The input:
• • • •
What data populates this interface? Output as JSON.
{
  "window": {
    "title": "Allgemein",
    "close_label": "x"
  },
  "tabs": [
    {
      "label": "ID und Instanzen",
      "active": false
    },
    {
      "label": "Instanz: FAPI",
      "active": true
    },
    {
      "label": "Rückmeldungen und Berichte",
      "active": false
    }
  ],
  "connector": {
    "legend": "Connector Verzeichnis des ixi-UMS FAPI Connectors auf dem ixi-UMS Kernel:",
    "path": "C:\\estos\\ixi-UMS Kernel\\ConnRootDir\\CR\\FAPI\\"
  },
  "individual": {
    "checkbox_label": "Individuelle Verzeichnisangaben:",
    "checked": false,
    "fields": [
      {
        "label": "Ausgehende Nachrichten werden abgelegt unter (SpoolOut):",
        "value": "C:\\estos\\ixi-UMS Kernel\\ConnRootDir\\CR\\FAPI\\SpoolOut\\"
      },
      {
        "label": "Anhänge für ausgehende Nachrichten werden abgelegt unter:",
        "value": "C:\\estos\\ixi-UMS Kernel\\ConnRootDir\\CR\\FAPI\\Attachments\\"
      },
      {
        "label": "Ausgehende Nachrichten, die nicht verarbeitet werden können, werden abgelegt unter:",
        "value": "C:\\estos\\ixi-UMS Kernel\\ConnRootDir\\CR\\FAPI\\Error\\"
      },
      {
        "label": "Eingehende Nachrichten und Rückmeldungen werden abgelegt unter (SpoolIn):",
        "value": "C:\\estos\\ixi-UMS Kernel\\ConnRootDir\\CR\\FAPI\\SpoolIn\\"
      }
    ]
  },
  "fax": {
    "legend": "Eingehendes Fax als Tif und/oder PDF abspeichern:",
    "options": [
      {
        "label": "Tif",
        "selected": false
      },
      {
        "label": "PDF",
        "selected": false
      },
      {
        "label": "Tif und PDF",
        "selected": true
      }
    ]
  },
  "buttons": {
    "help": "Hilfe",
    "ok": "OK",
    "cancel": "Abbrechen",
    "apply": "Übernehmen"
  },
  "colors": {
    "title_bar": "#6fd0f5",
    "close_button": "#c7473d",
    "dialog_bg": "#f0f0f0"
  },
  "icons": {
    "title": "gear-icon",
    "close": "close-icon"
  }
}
• • • •
Directions:
Extract the complete listing above, reproducing each line exactly.

Written answer:
What data populates this interface? Output as JSON.
{
  "window": {
    "title": "Allgemein",
    "close_label": "x"
  },
  "tabs": [
    {
      "label": "ID und Instanzen",
      "active": false
    },
    {
      "label": "Instanz: FAPI",
      "active": true
    },
    {
      "label": "Rückmeldungen und Berichte",
      "active": false
    }
  ],
  "connector": {
    "legend": "Connector Verzeichnis des ixi-UMS FAPI Connectors auf dem ixi-UMS Kernel:",
    "path": "C:\\estos\\ixi-UMS Kernel\\ConnRootDir\\CR\\FAPI\\"
  },
  "individual": {
    "checkbox_label": "Individuelle Verzeichnisangaben:",
    "checked": false,
    "fields": [
      {
        "label": "Ausgehende Nachrichten werden abgelegt unter (SpoolOut):",
        "value": "C:\\estos\\ixi-UMS Kernel\\ConnRootDir\\CR\\FAPI\\SpoolOut\\"
      },
      {
        "label": "Anhänge für ausgehende Nachrichten werden abgelegt unter:",
        "value": "C:\\estos\\ixi-UMS Kernel\\ConnRootDir\\CR\\FAPI\\Attachments\\"
      },
      {
        "label": "Ausgehende Nachrichten, die nicht verarbeitet werden können, werden abgelegt unter:",
        "value": "C:\\estos\\ixi-UMS Kernel\\ConnRootDir\\CR\\FAPI\\Error\\"
      },
      {
        "label": "Eingehende Nachrichten und Rückmeldungen werden abgelegt unter (SpoolIn):",
        "value": "C:\\estos\\ixi-UMS Kernel\\ConnRootDir\\CR\\FAPI\\SpoolIn\\"
      }
    ]
  },
  "fax": {
    "legend": "Eingehendes Fax als Tif und/oder PDF abspeichern:",
    "options": [
      {
        "label": "Tif",
        "selected": false
      },
      {
        "label": "PDF",
        "selected": false
      },
      {
        "label": "Tif und PDF",
        "selected": true
      }
    ]
  },
  "buttons": {
    "help": "Hilfe",
    "ok": "OK",
    "cancel": "Abbrechen",
    "apply": "Übernehmen"
  },
  "colors": {
    "title_bar": "#6fd0f5",
    "close_button": "#c7473d",
    "dialog_bg": "#f0f0f0"
  },
  "icons": {
    "title": "gear-icon",
    "close": "close-icon"
  }
}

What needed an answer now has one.